■ Chart and figure data

•••

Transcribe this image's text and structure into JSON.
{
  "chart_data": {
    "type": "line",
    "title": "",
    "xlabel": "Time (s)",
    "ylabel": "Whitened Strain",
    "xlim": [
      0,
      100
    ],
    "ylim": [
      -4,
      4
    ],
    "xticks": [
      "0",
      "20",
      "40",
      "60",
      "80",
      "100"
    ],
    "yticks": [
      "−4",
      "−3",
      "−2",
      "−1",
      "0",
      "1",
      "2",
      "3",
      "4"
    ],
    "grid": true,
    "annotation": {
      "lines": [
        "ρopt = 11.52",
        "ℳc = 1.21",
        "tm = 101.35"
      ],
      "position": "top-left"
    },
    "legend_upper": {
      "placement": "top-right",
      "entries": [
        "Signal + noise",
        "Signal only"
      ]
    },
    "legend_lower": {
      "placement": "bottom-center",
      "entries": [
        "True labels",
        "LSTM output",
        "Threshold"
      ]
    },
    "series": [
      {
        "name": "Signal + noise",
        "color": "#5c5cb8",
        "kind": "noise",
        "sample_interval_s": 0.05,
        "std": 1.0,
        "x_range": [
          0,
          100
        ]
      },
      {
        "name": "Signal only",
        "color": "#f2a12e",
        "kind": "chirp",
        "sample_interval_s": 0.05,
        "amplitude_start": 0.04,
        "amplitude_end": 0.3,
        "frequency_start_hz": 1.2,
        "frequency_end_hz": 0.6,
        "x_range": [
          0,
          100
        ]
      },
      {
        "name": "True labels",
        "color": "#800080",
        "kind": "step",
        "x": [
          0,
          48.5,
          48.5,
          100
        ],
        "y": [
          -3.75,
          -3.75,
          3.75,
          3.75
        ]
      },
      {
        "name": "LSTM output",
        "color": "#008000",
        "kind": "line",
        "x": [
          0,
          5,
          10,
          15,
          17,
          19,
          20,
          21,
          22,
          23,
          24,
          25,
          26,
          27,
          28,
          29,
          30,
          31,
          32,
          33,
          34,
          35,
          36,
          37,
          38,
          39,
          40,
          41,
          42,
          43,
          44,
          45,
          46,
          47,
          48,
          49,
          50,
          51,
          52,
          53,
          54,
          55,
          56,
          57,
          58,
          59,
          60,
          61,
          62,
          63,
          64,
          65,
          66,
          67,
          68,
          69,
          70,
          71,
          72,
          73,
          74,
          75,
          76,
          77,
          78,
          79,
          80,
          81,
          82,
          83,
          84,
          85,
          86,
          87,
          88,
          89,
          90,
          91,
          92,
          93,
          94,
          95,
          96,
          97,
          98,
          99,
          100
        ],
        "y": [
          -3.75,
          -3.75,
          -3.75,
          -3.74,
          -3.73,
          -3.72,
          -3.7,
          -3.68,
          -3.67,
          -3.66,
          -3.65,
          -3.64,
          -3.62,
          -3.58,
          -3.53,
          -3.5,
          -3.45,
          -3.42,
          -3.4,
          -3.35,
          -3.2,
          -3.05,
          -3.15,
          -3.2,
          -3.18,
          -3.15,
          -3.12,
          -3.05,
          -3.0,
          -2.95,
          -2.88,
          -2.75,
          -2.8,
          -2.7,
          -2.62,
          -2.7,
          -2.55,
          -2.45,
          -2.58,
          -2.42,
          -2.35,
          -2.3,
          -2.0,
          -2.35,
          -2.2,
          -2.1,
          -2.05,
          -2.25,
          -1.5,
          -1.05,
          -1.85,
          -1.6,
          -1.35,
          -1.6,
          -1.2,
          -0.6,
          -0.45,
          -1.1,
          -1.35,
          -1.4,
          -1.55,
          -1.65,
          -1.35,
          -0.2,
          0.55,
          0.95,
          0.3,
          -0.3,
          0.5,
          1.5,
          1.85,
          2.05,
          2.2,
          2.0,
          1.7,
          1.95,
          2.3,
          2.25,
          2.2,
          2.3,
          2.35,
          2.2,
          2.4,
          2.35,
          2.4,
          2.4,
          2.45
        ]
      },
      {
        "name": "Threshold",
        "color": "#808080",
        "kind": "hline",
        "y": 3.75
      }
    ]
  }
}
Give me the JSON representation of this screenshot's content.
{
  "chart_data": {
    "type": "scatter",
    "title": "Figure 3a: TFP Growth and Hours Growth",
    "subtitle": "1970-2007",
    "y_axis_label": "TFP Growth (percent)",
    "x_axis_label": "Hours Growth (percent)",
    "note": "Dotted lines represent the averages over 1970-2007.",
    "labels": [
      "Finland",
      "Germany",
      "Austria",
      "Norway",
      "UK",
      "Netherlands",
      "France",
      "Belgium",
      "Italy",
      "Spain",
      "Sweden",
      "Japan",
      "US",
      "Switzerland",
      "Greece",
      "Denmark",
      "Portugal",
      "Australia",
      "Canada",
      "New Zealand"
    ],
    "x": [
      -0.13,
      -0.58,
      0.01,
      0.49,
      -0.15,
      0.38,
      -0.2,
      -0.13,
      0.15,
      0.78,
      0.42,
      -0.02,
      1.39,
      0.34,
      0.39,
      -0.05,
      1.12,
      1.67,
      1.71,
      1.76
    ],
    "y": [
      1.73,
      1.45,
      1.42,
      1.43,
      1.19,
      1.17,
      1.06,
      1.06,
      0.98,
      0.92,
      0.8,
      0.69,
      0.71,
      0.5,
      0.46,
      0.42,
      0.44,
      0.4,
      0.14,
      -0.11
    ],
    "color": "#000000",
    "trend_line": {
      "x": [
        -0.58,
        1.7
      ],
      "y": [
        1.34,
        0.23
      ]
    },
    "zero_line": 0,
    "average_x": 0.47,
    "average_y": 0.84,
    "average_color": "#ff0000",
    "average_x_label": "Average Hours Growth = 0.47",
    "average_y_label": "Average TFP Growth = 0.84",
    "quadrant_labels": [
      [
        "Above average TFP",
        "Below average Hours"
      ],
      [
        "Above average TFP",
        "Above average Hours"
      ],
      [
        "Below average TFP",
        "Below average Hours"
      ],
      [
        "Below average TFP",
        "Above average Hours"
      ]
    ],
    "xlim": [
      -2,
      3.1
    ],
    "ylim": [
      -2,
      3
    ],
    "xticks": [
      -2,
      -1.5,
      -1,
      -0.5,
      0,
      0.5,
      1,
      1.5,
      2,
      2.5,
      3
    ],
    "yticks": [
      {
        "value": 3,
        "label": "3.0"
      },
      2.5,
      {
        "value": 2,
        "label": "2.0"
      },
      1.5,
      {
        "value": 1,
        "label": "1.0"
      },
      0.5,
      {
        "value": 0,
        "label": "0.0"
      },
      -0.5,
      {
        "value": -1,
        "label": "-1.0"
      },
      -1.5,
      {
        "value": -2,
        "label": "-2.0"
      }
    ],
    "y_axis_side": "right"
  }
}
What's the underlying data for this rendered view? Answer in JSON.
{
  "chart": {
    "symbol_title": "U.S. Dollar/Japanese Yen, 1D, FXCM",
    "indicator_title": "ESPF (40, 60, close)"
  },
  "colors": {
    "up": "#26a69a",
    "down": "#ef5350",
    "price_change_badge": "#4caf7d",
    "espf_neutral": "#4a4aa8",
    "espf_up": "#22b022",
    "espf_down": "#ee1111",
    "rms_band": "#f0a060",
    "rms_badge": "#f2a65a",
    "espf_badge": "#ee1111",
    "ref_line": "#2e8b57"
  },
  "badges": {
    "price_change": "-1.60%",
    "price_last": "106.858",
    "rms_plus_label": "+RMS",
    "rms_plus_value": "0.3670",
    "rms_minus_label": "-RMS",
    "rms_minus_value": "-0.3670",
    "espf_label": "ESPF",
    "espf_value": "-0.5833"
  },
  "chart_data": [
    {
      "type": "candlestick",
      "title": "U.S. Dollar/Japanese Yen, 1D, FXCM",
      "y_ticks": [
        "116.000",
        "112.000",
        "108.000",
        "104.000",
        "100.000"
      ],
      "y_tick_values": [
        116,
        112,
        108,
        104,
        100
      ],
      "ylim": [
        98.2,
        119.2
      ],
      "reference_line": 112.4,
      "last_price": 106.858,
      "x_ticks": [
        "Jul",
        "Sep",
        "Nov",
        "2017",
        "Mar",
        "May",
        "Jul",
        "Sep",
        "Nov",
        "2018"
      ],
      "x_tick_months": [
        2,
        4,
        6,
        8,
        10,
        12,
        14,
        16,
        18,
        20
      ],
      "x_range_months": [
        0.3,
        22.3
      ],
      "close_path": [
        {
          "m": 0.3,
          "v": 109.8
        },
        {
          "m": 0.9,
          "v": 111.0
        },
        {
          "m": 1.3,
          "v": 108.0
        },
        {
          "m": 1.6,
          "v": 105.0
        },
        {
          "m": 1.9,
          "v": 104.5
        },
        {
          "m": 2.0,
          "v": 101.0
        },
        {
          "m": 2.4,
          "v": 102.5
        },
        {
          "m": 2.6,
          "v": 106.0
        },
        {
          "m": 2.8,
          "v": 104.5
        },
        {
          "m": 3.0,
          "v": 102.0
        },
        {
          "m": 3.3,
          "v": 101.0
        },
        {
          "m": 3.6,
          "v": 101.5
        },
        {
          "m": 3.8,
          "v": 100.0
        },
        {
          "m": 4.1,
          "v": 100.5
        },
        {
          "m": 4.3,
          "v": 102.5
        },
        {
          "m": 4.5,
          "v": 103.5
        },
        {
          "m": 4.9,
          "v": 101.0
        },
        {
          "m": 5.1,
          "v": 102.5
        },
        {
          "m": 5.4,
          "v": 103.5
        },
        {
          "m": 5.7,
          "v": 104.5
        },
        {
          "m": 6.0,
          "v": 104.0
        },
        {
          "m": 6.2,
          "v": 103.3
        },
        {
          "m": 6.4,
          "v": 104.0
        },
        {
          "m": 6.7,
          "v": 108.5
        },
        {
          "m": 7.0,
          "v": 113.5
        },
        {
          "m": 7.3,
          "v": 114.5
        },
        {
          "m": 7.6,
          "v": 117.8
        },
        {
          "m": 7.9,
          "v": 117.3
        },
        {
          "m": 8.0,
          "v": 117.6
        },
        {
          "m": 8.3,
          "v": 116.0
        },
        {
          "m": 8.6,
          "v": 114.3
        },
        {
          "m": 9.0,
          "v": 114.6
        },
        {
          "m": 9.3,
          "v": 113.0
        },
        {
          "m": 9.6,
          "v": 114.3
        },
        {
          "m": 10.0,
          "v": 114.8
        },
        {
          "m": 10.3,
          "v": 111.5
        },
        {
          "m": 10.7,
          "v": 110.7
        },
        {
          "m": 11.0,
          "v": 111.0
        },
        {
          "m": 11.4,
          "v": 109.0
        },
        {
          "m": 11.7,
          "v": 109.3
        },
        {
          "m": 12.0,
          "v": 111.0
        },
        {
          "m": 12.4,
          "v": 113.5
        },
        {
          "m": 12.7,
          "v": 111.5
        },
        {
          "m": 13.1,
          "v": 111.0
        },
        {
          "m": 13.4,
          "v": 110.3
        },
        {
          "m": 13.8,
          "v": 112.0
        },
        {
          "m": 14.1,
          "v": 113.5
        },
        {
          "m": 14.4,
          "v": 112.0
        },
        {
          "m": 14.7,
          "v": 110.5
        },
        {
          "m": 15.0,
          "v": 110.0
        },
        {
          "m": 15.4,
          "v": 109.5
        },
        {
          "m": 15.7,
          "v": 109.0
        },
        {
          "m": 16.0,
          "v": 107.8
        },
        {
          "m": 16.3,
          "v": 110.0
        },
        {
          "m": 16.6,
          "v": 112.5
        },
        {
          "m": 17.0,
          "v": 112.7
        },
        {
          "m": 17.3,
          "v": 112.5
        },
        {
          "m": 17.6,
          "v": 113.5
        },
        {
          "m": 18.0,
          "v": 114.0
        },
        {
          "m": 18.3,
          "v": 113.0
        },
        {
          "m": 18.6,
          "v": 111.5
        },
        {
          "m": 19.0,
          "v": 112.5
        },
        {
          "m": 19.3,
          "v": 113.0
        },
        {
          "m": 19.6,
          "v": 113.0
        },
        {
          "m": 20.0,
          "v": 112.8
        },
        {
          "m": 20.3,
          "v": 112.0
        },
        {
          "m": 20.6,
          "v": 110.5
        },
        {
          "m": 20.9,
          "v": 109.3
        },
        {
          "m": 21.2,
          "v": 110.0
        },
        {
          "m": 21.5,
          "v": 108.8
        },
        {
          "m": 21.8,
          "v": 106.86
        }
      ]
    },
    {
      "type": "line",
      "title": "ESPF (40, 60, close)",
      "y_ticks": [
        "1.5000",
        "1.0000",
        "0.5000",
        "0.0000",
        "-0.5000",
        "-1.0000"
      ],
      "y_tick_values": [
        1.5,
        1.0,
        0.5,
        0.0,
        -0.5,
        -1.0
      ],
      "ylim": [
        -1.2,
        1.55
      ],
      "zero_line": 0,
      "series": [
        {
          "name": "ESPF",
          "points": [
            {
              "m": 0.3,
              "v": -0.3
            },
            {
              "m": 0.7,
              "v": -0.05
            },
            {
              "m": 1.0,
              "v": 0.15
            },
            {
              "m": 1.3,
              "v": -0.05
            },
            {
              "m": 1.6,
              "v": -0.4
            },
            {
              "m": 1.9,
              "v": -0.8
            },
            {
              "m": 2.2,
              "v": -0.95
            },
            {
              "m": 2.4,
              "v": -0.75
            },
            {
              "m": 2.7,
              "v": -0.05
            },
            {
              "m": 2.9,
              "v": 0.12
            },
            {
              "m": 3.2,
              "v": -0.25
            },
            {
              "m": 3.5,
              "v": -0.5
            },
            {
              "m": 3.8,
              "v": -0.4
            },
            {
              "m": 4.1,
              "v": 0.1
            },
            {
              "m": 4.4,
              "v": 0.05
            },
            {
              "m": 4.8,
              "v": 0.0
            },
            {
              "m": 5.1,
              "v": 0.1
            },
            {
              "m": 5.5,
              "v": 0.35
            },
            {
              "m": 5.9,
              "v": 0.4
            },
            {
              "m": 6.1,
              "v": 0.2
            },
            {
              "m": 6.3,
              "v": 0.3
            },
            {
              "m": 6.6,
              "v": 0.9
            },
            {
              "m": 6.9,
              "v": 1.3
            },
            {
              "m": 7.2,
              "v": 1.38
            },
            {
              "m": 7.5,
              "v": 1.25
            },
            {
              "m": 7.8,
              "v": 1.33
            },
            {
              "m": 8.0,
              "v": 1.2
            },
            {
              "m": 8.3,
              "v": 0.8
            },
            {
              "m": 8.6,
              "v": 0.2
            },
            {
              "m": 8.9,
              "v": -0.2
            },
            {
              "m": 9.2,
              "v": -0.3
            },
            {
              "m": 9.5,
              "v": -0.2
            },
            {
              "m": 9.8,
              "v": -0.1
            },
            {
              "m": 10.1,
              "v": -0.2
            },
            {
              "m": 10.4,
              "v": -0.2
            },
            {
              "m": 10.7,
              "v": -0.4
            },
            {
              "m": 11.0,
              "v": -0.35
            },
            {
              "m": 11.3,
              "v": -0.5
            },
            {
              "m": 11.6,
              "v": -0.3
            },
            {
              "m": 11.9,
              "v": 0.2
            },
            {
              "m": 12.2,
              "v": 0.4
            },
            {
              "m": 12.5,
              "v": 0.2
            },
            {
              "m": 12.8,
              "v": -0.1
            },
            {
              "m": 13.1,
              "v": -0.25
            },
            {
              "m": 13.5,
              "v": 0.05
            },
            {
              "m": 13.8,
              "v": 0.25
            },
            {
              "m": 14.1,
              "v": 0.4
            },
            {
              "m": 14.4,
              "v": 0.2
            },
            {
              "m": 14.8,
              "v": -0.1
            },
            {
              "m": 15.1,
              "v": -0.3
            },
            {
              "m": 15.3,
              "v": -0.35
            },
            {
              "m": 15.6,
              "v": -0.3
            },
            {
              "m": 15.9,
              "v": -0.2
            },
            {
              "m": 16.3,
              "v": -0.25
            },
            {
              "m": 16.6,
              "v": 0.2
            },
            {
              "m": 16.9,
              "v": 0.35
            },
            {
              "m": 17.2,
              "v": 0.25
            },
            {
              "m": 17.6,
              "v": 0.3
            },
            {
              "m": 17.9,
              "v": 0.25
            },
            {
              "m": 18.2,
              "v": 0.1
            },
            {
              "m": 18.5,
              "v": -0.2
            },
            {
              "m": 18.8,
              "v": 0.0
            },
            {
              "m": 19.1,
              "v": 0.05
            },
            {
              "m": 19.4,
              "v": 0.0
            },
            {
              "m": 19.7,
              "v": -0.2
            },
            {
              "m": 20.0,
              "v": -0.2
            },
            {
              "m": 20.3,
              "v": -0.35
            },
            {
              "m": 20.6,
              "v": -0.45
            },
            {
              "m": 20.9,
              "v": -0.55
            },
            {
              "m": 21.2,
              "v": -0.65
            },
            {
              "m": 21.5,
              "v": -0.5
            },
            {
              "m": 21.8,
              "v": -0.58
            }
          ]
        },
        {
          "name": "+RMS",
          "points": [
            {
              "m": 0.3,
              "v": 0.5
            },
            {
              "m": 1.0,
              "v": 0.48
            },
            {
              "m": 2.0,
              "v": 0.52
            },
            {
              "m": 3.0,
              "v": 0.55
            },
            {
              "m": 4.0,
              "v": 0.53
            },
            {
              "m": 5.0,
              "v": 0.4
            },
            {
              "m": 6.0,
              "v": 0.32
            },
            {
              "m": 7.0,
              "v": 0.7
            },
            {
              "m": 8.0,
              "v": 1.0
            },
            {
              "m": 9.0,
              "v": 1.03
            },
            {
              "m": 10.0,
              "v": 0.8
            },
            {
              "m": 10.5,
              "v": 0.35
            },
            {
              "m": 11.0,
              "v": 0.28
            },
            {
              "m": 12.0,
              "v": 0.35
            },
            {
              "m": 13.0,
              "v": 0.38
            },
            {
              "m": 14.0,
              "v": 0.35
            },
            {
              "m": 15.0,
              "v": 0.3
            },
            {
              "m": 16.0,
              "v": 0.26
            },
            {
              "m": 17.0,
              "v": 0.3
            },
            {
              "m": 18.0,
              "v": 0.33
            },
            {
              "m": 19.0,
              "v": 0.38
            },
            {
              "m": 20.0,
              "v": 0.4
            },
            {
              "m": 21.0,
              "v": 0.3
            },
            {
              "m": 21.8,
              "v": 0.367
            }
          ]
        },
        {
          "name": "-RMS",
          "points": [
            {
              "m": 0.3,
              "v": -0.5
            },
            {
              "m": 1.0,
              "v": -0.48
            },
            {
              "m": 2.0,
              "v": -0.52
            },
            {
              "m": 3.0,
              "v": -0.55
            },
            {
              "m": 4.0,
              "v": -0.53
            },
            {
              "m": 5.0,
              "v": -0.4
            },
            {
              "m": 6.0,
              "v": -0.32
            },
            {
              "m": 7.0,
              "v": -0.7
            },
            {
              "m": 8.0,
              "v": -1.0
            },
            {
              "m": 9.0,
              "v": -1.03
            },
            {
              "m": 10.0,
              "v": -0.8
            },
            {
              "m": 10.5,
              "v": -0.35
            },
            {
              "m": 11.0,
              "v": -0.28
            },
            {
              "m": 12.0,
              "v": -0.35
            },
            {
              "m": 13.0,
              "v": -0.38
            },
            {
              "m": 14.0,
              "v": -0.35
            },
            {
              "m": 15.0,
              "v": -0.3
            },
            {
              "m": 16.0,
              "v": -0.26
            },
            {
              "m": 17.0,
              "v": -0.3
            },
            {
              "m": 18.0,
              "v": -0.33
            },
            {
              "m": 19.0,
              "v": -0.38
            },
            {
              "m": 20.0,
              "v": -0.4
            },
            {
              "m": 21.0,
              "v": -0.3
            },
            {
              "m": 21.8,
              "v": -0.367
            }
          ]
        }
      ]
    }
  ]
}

•••

■ Exercise objective
Collect each line of the entries that has the word "Signal", copying it in full.

■ Expected answer
        "Signal + noise",
        "Signal only"
        "name": "Signal + noise",
        "name": "Signal only",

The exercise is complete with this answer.